--- Material provided ---

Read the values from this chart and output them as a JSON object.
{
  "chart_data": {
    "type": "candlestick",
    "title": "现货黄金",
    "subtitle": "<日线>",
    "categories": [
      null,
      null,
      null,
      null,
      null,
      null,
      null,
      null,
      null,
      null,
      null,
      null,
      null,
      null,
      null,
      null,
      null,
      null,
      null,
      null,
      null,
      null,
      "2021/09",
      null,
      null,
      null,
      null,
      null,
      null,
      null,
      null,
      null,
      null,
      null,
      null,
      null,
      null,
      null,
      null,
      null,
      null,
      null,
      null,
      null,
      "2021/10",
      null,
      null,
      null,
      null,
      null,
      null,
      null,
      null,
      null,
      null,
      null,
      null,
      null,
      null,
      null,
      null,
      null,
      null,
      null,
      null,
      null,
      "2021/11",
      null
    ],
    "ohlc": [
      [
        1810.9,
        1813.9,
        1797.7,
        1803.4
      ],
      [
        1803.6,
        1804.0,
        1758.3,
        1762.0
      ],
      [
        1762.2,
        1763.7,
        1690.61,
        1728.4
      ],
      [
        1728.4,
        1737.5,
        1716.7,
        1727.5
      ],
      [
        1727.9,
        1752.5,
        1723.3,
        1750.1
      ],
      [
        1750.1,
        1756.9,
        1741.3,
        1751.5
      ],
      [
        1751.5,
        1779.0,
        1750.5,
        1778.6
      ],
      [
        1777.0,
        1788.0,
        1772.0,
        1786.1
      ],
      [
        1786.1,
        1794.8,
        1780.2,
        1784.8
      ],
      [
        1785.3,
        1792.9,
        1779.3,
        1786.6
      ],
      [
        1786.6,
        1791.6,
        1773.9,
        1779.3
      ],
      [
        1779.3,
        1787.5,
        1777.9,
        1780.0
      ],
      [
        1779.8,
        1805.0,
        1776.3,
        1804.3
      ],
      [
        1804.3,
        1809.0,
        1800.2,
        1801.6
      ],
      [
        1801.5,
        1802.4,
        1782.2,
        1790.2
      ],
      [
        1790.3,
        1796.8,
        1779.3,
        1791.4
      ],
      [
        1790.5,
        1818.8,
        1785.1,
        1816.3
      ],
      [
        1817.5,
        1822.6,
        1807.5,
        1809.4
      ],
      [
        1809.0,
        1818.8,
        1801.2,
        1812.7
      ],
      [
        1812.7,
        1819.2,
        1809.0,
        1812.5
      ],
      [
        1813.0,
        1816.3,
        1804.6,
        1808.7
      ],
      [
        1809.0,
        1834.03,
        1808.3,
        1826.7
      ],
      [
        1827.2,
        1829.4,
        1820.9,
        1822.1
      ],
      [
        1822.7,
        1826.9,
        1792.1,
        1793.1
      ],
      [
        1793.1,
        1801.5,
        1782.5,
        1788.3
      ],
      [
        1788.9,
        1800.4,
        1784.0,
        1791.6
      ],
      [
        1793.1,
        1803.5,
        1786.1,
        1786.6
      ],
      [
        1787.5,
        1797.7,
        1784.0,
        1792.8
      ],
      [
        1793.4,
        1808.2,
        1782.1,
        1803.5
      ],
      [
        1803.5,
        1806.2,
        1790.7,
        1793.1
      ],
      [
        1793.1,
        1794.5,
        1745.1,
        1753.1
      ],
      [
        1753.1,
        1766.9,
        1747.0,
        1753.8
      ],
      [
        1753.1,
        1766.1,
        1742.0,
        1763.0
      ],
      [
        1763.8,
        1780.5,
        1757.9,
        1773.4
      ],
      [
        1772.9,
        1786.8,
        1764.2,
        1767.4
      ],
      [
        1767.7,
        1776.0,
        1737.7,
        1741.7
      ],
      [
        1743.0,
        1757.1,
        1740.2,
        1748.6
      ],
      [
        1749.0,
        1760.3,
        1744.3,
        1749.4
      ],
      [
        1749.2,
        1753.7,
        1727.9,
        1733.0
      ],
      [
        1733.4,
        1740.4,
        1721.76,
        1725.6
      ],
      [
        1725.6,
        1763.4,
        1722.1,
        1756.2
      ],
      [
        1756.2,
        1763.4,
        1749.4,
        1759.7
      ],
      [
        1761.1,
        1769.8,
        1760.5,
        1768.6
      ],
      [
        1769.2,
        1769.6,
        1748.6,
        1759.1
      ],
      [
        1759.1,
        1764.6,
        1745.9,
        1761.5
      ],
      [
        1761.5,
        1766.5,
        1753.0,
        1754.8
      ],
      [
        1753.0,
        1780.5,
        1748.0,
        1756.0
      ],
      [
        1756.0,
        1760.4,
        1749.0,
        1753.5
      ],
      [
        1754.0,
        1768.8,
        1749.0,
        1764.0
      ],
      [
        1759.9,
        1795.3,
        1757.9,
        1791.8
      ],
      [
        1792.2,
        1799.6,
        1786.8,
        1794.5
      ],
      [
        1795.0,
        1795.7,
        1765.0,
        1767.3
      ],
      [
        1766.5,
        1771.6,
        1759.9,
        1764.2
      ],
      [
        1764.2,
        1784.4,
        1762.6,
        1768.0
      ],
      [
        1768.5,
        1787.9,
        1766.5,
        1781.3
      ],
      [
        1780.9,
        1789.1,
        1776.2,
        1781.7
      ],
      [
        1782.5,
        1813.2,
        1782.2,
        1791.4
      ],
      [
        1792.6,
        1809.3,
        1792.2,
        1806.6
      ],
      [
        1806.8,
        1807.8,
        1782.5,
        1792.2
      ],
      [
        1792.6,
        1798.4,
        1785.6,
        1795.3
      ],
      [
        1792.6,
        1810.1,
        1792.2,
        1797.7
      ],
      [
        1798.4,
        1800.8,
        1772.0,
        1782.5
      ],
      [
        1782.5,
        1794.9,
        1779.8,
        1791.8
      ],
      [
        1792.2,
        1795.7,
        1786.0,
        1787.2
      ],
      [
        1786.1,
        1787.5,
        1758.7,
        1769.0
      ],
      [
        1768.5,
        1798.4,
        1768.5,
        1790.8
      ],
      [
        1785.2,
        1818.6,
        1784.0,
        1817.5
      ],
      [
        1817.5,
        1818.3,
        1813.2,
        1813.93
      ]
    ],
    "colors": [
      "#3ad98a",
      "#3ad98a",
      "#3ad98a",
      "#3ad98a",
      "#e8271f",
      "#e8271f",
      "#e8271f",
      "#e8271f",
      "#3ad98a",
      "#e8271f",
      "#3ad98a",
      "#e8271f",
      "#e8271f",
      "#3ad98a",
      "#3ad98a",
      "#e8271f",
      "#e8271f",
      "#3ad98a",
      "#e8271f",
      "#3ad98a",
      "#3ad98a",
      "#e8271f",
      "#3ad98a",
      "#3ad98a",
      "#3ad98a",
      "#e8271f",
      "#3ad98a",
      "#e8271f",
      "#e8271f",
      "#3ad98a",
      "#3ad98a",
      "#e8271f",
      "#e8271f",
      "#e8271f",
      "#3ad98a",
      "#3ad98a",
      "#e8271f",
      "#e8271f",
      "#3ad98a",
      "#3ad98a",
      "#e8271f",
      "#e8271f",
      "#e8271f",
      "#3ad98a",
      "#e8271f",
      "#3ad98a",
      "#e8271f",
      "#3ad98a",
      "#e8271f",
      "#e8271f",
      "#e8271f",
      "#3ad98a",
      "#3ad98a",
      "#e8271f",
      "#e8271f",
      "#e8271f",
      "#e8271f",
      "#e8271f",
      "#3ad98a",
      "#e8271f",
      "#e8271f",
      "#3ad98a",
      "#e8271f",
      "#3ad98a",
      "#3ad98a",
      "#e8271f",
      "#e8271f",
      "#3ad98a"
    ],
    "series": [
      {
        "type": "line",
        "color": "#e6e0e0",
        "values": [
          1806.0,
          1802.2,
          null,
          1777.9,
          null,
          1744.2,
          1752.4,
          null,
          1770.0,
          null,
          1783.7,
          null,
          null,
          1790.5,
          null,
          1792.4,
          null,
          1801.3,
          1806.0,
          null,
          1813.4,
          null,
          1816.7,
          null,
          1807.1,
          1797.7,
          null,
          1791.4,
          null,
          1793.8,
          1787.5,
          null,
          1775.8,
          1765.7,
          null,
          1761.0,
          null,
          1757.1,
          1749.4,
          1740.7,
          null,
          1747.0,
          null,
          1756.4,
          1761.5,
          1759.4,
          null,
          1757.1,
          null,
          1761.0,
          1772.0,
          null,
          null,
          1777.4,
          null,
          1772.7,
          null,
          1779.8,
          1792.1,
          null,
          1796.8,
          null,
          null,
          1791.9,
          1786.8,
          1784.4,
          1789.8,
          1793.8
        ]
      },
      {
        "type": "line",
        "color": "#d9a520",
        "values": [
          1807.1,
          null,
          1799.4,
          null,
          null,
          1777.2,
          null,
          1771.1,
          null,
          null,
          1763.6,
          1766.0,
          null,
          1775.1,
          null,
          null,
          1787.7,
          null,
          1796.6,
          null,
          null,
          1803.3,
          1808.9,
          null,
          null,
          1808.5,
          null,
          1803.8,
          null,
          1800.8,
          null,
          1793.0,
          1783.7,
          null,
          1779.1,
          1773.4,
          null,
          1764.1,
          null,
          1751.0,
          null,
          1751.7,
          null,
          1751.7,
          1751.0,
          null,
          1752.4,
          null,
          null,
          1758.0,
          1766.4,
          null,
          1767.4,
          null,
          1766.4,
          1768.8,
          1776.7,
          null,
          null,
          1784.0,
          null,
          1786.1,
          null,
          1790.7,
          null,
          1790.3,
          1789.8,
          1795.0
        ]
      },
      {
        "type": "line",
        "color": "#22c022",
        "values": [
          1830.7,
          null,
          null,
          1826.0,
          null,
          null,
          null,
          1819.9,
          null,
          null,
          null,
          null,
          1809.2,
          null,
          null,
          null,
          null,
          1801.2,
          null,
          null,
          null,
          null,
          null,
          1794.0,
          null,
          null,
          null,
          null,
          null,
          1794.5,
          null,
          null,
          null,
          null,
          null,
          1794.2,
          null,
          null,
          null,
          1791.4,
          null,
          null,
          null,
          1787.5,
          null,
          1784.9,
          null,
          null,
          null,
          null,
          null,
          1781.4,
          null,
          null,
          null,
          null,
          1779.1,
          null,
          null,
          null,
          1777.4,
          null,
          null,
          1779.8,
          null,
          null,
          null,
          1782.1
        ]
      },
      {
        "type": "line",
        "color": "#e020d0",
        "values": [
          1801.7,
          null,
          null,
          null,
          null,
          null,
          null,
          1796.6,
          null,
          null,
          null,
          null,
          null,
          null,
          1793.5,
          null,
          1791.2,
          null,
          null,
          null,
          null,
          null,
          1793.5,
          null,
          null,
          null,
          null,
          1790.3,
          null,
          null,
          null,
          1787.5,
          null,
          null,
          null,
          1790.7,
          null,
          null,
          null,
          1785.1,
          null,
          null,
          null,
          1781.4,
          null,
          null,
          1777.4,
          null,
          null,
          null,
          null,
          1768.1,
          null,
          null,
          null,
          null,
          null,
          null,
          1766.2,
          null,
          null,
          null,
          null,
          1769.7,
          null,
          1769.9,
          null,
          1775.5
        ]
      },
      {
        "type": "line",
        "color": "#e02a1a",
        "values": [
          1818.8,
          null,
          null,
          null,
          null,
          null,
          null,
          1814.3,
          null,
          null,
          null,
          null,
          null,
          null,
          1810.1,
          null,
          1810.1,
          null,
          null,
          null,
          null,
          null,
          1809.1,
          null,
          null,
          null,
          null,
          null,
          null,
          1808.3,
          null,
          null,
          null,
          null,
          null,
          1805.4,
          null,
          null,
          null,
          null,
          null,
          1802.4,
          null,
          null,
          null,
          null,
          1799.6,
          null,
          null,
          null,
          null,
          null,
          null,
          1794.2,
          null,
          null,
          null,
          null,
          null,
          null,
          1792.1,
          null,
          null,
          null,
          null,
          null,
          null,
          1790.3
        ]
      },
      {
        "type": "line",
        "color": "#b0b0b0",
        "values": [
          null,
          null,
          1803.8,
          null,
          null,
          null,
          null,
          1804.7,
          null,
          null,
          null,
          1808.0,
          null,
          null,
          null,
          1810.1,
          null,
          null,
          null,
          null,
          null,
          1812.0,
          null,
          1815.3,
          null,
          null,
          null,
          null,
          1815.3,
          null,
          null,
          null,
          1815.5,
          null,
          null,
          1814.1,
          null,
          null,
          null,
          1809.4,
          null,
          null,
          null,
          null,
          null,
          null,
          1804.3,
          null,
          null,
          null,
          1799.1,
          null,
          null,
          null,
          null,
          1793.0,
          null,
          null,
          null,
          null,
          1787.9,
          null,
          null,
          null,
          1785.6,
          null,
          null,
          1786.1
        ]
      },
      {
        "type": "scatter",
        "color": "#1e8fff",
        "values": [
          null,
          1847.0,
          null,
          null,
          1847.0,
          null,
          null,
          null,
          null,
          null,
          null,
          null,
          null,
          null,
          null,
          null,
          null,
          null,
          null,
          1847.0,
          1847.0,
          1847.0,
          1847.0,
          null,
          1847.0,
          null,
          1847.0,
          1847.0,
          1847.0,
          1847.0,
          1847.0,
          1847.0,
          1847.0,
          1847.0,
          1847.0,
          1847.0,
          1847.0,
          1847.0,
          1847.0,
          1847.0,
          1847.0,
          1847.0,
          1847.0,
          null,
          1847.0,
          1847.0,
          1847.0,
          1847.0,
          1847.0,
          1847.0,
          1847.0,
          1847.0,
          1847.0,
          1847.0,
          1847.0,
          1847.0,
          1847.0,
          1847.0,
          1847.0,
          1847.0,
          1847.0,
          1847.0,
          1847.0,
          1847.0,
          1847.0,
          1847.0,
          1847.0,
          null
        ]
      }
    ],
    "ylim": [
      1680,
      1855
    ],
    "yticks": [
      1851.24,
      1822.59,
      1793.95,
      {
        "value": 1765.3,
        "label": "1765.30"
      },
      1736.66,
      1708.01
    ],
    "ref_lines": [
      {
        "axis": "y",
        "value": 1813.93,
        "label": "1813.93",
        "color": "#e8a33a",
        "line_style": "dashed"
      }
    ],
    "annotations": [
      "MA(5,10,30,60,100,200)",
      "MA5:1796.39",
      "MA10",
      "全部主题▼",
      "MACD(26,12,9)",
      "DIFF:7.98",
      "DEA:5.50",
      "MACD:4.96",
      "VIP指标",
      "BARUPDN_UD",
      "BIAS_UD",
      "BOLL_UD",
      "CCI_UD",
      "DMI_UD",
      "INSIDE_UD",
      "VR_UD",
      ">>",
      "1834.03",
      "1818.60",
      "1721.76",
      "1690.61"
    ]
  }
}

---
--- Material provided ---

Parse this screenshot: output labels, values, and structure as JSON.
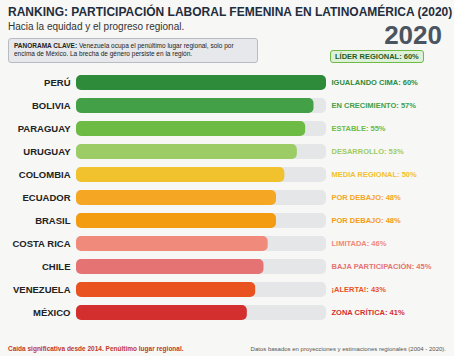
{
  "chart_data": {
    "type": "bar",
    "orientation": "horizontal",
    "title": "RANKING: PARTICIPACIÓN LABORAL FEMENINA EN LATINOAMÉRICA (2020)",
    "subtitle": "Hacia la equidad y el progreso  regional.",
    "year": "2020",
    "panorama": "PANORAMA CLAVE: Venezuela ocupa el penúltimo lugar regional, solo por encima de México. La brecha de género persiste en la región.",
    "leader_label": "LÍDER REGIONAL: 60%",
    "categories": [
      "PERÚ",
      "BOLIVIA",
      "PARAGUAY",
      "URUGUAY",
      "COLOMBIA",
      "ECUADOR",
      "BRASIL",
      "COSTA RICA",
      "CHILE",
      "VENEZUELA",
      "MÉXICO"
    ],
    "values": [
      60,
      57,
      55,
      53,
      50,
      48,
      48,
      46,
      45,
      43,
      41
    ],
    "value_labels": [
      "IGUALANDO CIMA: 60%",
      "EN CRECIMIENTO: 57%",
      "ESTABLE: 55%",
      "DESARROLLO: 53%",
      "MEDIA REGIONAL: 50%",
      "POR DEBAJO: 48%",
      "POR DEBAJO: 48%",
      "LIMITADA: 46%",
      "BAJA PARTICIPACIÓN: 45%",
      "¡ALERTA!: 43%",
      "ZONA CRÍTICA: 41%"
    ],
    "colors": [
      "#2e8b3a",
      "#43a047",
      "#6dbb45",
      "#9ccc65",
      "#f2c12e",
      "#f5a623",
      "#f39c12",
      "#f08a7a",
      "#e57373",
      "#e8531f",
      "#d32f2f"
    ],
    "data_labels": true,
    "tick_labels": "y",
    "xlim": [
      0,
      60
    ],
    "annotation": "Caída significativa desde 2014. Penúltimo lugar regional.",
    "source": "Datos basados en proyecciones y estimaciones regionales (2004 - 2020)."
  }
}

---

• [Objective]: From the listing, tally every line with the word "PARTICIPACIÓN" in it and give only the tally.

• [Result]: 2